-- BEGIN Provided records --

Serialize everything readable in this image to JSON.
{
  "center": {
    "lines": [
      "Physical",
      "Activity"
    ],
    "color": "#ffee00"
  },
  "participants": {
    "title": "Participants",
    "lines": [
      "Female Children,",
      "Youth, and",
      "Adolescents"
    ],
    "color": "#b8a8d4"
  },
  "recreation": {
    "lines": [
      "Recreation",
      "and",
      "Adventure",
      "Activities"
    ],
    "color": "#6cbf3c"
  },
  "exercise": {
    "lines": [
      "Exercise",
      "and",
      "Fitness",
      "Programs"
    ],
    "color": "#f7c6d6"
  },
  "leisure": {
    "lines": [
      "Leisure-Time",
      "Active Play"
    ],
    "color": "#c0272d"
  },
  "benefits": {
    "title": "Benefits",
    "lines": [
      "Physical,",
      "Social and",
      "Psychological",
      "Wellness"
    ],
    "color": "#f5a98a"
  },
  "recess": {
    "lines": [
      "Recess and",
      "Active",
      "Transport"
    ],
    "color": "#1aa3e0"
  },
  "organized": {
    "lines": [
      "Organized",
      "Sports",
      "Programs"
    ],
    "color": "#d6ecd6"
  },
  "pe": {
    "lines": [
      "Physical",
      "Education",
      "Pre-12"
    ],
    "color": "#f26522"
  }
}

-- END Provided records --

» Exercise requirements
Please repeat the material above, word for word and in full.

» Task answer
Serialize everything readable in this image to JSON.
{
  "center": {
    "lines": [
      "Physical",
      "Activity"
    ],
    "color": "#ffee00"
  },
  "participants": {
    "title": "Participants",
    "lines": [
      "Female Children,",
      "Youth, and",
      "Adolescents"
    ],
    "color": "#b8a8d4"
  },
  "recreation": {
    "lines": [
      "Recreation",
      "and",
      "Adventure",
      "Activities"
    ],
    "color": "#6cbf3c"
  },
  "exercise": {
    "lines": [
      "Exercise",
      "and",
      "Fitness",
      "Programs"
    ],
    "color": "#f7c6d6"
  },
  "leisure": {
    "lines": [
      "Leisure-Time",
      "Active Play"
    ],
    "color": "#c0272d"
  },
  "benefits": {
    "title": "Benefits",
    "lines": [
      "Physical,",
      "Social and",
      "Psychological",
      "Wellness"
    ],
    "color": "#f5a98a"
  },
  "recess": {
    "lines": [
      "Recess and",
      "Active",
      "Transport"
    ],
    "color": "#1aa3e0"
  },
  "organized": {
    "lines": [
      "Organized",
      "Sports",
      "Programs"
    ],
    "color": "#d6ecd6"
  },
  "pe": {
    "lines": [
      "Physical",
      "Education",
      "Pre-12"
    ],
    "color": "#f26522"
  }
}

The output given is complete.